The exercise: Please switch every "legend-swatch" in the listing below to "legend-marker", change nothing else, and leave the pictures out of your copy.

Raw listing:
.....
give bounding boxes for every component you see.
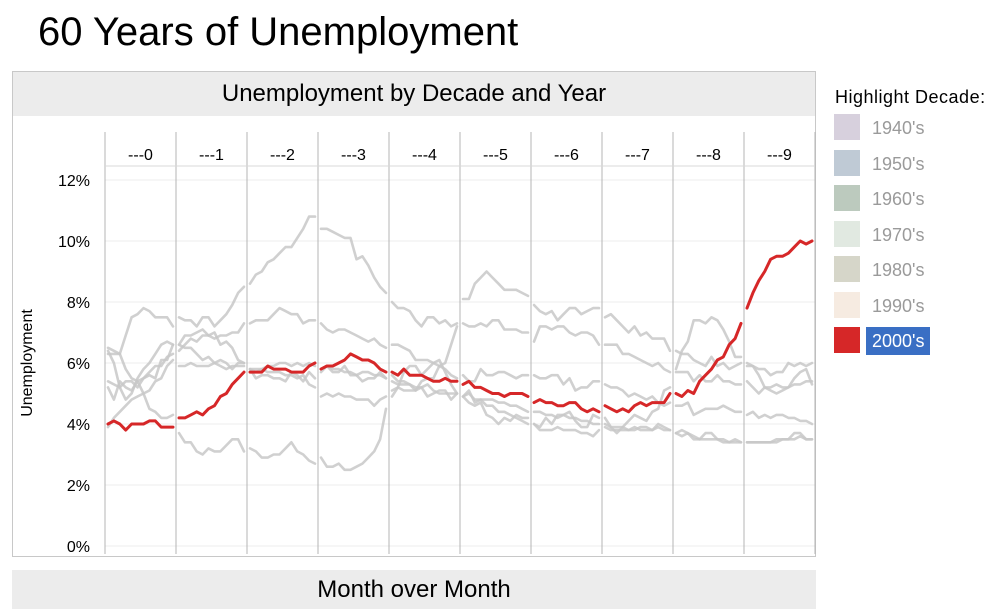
series-line-1980s	[674, 370, 743, 386]
panel-label: ---4	[412, 147, 437, 164]
series-line-2000s	[177, 370, 246, 420]
series-line-1970s	[461, 270, 530, 301]
series-line-1960s	[177, 328, 246, 365]
legend-label: 1960's	[872, 189, 925, 209]
series-line-1960s	[248, 367, 317, 383]
series-line-1990s	[177, 322, 246, 353]
series-line-1970s	[106, 358, 175, 429]
series-line-1960s	[390, 373, 459, 401]
panel-label: ---2	[270, 147, 295, 164]
series-line-1970s	[248, 367, 317, 389]
series-line-1990s	[532, 373, 601, 392]
series-line-1970s	[390, 325, 459, 392]
series-line-2000s	[674, 321, 743, 398]
series-line-1970s	[319, 392, 388, 408]
panel-label: ---7	[625, 147, 650, 164]
series-line-1950s	[745, 361, 814, 395]
y-tick-label: 10%	[58, 234, 90, 251]
series-line-1980s	[177, 285, 246, 328]
series-line-1980s	[603, 343, 672, 374]
series-line-1950s	[248, 440, 317, 465]
series-line-1970s	[177, 358, 246, 371]
series-line-1960s	[745, 431, 814, 444]
panel-label: ---3	[341, 147, 366, 164]
series-line-1960s	[319, 364, 388, 383]
chart-title: Unemployment by Decade and Year	[13, 72, 815, 116]
x-axis-title: Month over Month	[12, 570, 816, 609]
series-line-2000s	[390, 367, 459, 383]
series-line-1940s	[532, 410, 601, 426]
series-line-1980s	[106, 306, 175, 356]
series-line-2000s	[106, 419, 175, 432]
series-line-2000s	[248, 361, 317, 374]
series-line-1950s	[177, 431, 246, 456]
series-line-1980s	[248, 215, 317, 286]
panel-label: ---1	[199, 147, 224, 164]
legend-swatch	[834, 149, 860, 176]
series-line-1960s	[532, 422, 601, 438]
page-title: 60 Years of Unemployment	[38, 10, 519, 54]
y-tick-label: 4%	[67, 417, 90, 434]
legend-label: 2000's	[866, 327, 931, 355]
series-line-1990s	[319, 322, 388, 350]
legend-label: 1940's	[872, 118, 925, 138]
y-tick-label: 0%	[67, 539, 90, 556]
series-line-1950s	[532, 410, 601, 429]
y-tick-label: 8%	[67, 295, 90, 312]
series-line-1940s	[177, 343, 246, 371]
series-line-1970s	[532, 303, 601, 322]
panel-label: ---9	[767, 147, 792, 164]
legend-swatch	[834, 327, 860, 353]
y-axis-title: Unemployment	[19, 309, 36, 417]
series-line-1980s	[461, 318, 530, 334]
panel-label: ---6	[554, 147, 579, 164]
series-line-1940s	[674, 431, 743, 444]
series-line-2000s	[319, 352, 388, 374]
series-line-2000s	[532, 398, 601, 414]
series-line-1950s	[390, 358, 459, 398]
legend-swatch	[834, 291, 860, 318]
series-line-1950s	[603, 386, 672, 435]
series-line-1990s	[745, 410, 814, 426]
legend-label: 1970's	[872, 224, 925, 245]
series-line-1990s	[106, 352, 175, 389]
series-line-1940s	[319, 364, 388, 380]
series-line-1950s	[461, 395, 530, 426]
unemployment-line-chart: 0% 2% 4% 6% 8% 10% 12% Unemployment ---0 ---1 ---2…	[19, 132, 816, 556]
series-line-1960s	[106, 343, 175, 401]
series-line-1960s	[674, 428, 743, 444]
y-tick-label: 6%	[67, 356, 90, 373]
series-line-1950s	[319, 407, 388, 472]
panel-label: ---5	[483, 147, 508, 164]
series-line-1980s	[745, 379, 814, 395]
legend-swatch	[834, 185, 860, 211]
legend-swatch	[834, 114, 860, 140]
legend-title: Highlight Decade:	[835, 87, 986, 107]
series-line-1980s	[390, 300, 459, 328]
y-tick-label: 2%	[67, 478, 90, 495]
series-line-1990s	[248, 306, 317, 325]
series-line-1970s	[745, 361, 814, 377]
series-line-2000s	[461, 379, 530, 398]
legend-label: 1980's	[872, 260, 925, 280]
series-line-1990s	[390, 343, 459, 380]
series-line-1970s	[603, 312, 672, 353]
series-line-2000s	[745, 239, 814, 310]
legend-label: 1990's	[872, 295, 925, 316]
legend-label: 1950's	[872, 153, 925, 174]
panel-label: ---0	[128, 147, 153, 164]
series-line-1980s	[319, 227, 388, 295]
panel-label: ---8	[696, 147, 721, 164]
series-line-1990s	[461, 367, 530, 383]
series-line-1980s	[532, 325, 601, 347]
series-line-1960s	[603, 422, 672, 432]
series-line-1960s	[461, 389, 530, 426]
legend-swatch	[834, 220, 860, 247]
series-line-1990s	[674, 401, 743, 417]
y-tick-label: 12%	[58, 173, 90, 190]
legend-swatch	[834, 256, 860, 282]
series-line-1970s	[674, 349, 743, 371]
series-line-2000s	[603, 392, 672, 414]
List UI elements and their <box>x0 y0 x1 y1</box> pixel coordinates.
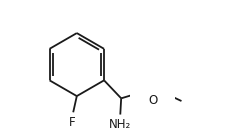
Text: NH₂: NH₂ <box>109 118 131 131</box>
Text: F: F <box>69 116 76 129</box>
Text: O: O <box>148 94 157 107</box>
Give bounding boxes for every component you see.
.....
Completed exercise:
give bounding boxes for every component you see.
series-line-1980s	[674, 370, 743, 386]
panel-label: ---4	[412, 147, 437, 164]
series-line-2000s	[177, 370, 246, 420]
series-line-1970s	[461, 270, 530, 301]
series-line-1960s	[177, 328, 246, 365]
legend-label: 1960's	[872, 189, 925, 209]
series-line-1960s	[248, 367, 317, 383]
series-line-1990s	[177, 322, 246, 353]
series-line-1970s	[106, 358, 175, 429]
series-line-1960s	[390, 373, 459, 401]
panel-label: ---2	[270, 147, 295, 164]
series-line-1970s	[248, 367, 317, 389]
series-line-1990s	[532, 373, 601, 392]
series-line-1970s	[390, 325, 459, 392]
series-line-2000s	[674, 321, 743, 398]
series-line-1970s	[319, 392, 388, 408]
panel-label: ---7	[625, 147, 650, 164]
series-line-1950s	[745, 361, 814, 395]
y-tick-label: 10%	[58, 234, 90, 251]
series-line-1980s	[177, 285, 246, 328]
series-line-1980s	[603, 343, 672, 374]
series-line-1950s	[248, 440, 317, 465]
series-line-1970s	[177, 358, 246, 371]
series-line-1960s	[745, 431, 814, 444]
panel-label: ---3	[341, 147, 366, 164]
series-line-1960s	[319, 364, 388, 383]
chart-title: Unemployment by Decade and Year	[13, 72, 815, 116]
x-axis-title: Month over Month	[12, 570, 816, 609]
series-line-2000s	[390, 367, 459, 383]
series-line-1940s	[532, 410, 601, 426]
series-line-1980s	[106, 306, 175, 356]
series-line-2000s	[106, 419, 175, 432]
series-line-2000s	[248, 361, 317, 374]
series-line-1950s	[177, 431, 246, 456]
series-line-1980s	[248, 215, 317, 286]
panel-label: ---1	[199, 147, 224, 164]
legend-marker	[834, 149, 860, 176]
series-line-1960s	[532, 422, 601, 438]
page-title: 60 Years of Unemployment	[38, 10, 519, 54]
y-tick-label: 4%	[67, 417, 90, 434]
legend-label: 2000's	[866, 327, 931, 355]
series-line-1990s	[319, 322, 388, 350]
legend-label: 1940's	[872, 118, 925, 138]
y-tick-label: 0%	[67, 539, 90, 556]
series-line-1950s	[532, 410, 601, 429]
y-tick-label: 8%	[67, 295, 90, 312]
series-line-1940s	[177, 343, 246, 371]
series-line-1970s	[532, 303, 601, 322]
panel-label: ---9	[767, 147, 792, 164]
legend-marker	[834, 327, 860, 353]
y-axis-title: Unemployment	[19, 309, 36, 417]
series-line-1980s	[461, 318, 530, 334]
panel-label: ---6	[554, 147, 579, 164]
series-line-1940s	[674, 431, 743, 444]
series-line-2000s	[319, 352, 388, 374]
series-line-2000s	[532, 398, 601, 414]
series-line-1950s	[390, 358, 459, 398]
legend-marker	[834, 291, 860, 318]
series-line-1950s	[603, 386, 672, 435]
series-line-1990s	[745, 410, 814, 426]
legend-label: 1970's	[872, 224, 925, 245]
series-line-1990s	[106, 352, 175, 389]
series-line-1940s	[319, 364, 388, 380]
series-line-1950s	[461, 395, 530, 426]
unemployment-line-chart: 0% 2% 4% 6% 8% 10% 12% Unemployment ---0 ---1 ---2…	[19, 132, 816, 556]
series-line-1960s	[106, 343, 175, 401]
series-line-1960s	[674, 428, 743, 444]
y-tick-label: 6%	[67, 356, 90, 373]
series-line-1950s	[319, 407, 388, 472]
panel-label: ---5	[483, 147, 508, 164]
series-line-1980s	[745, 379, 814, 395]
legend-marker	[834, 185, 860, 211]
legend-marker	[834, 114, 860, 140]
legend-title: Highlight Decade:	[835, 87, 986, 107]
series-line-1980s	[390, 300, 459, 328]
y-tick-label: 2%	[67, 478, 90, 495]
series-line-1990s	[248, 306, 317, 325]
series-line-1970s	[745, 361, 814, 377]
series-line-2000s	[461, 379, 530, 398]
legend-label: 1980's	[872, 260, 925, 280]
series-line-1990s	[390, 343, 459, 380]
series-line-1970s	[603, 312, 672, 353]
series-line-2000s	[745, 239, 814, 310]
legend-label: 1990's	[872, 295, 925, 316]
legend-label: 1950's	[872, 153, 925, 174]
panel-label: ---0	[128, 147, 153, 164]
series-line-1980s	[319, 227, 388, 295]
panel-label: ---8	[696, 147, 721, 164]
series-line-1990s	[461, 367, 530, 383]
series-line-1980s	[532, 325, 601, 347]
series-line-1960s	[603, 422, 672, 432]
series-line-1960s	[461, 389, 530, 426]
legend-marker	[834, 220, 860, 247]
series-line-1990s	[674, 401, 743, 417]
y-tick-label: 12%	[58, 173, 90, 190]
legend-marker	[834, 256, 860, 282]
series-line-1970s	[674, 349, 743, 371]
series-line-2000s	[603, 392, 672, 414]
List UI elements and their <box>x0 y0 x1 y1</box> pixel coordinates.
Text: NH₂: NH₂ <box>109 118 131 131</box>
Text: F: F <box>69 116 76 129</box>
Text: O: O <box>148 94 157 107</box>
Give bounding boxes for every component you see.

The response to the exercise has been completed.